_Aim_. Extract the text of every entry below exactly; leave images out.

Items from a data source
◆ ◆ ◆
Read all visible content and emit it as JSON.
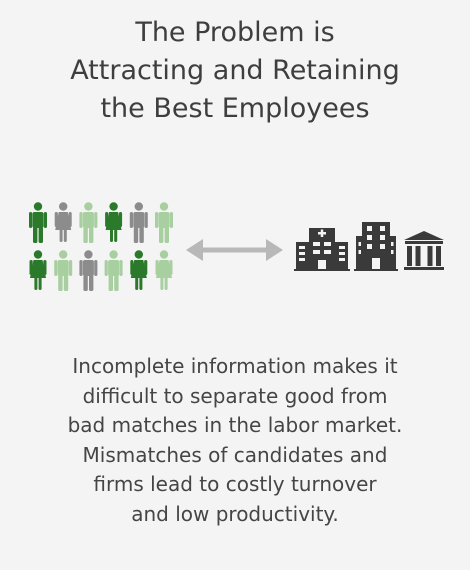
{
  "title": {
    "lines": [
      "The Problem is",
      "Attracting and Retaining",
      "the Best Employees"
    ]
  },
  "illustration": {
    "people_rows": [
      [
        "dark-green",
        "gray",
        "light-green",
        "dark-green",
        "gray",
        "light-green"
      ],
      [
        "dark-green",
        "light-green",
        "gray",
        "light-green",
        "dark-green",
        "light-green"
      ]
    ],
    "people_genders": [
      [
        "male",
        "female",
        "male",
        "female",
        "male",
        "male"
      ],
      [
        "female",
        "male",
        "male",
        "male",
        "female",
        "female"
      ]
    ],
    "arrow": "double-arrow-icon",
    "buildings": [
      "hospital-icon",
      "office-building-icon",
      "bank-icon"
    ]
  },
  "description": {
    "lines": [
      "Incomplete information makes it",
      "difficult to separate good from",
      "bad matches in the labor market.",
      "Mismatches of candidates and",
      "firms lead to costly turnover",
      "and low productivity."
    ]
  },
  "colors": {
    "background": "#f4f4f4",
    "dark-green": "#2b7a2b",
    "light-green": "#a8cfa0",
    "gray": "#8c8c8c",
    "arrow": "#b8b8b8",
    "building": "#3a3a3a",
    "text": "#444444"
  }
}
◆ ◆ ◆
_The reply_.
Read all visible content and emit it as JSON.
{
  "title": {
    "lines": [
      "The Problem is",
      "Attracting and Retaining",
      "the Best Employees"
    ]
  },
  "illustration": {
    "people_rows": [
      [
        "dark-green",
        "gray",
        "light-green",
        "dark-green",
        "gray",
        "light-green"
      ],
      [
        "dark-green",
        "light-green",
        "gray",
        "light-green",
        "dark-green",
        "light-green"
      ]
    ],
    "people_genders": [
      [
        "male",
        "female",
        "male",
        "female",
        "male",
        "male"
      ],
      [
        "female",
        "male",
        "male",
        "male",
        "female",
        "female"
      ]
    ],
    "arrow": "double-arrow-icon",
    "buildings": [
      "hospital-icon",
      "office-building-icon",
      "bank-icon"
    ]
  },
  "description": {
    "lines": [
      "Incomplete information makes it",
      "difficult to separate good from",
      "bad matches in the labor market.",
      "Mismatches of candidates and",
      "firms lead to costly turnover",
      "and low productivity."
    ]
  },
  "colors": {
    "background": "#f4f4f4",
    "dark-green": "#2b7a2b",
    "light-green": "#a8cfa0",
    "gray": "#8c8c8c",
    "arrow": "#b8b8b8",
    "building": "#3a3a3a",
    "text": "#444444"
  }
}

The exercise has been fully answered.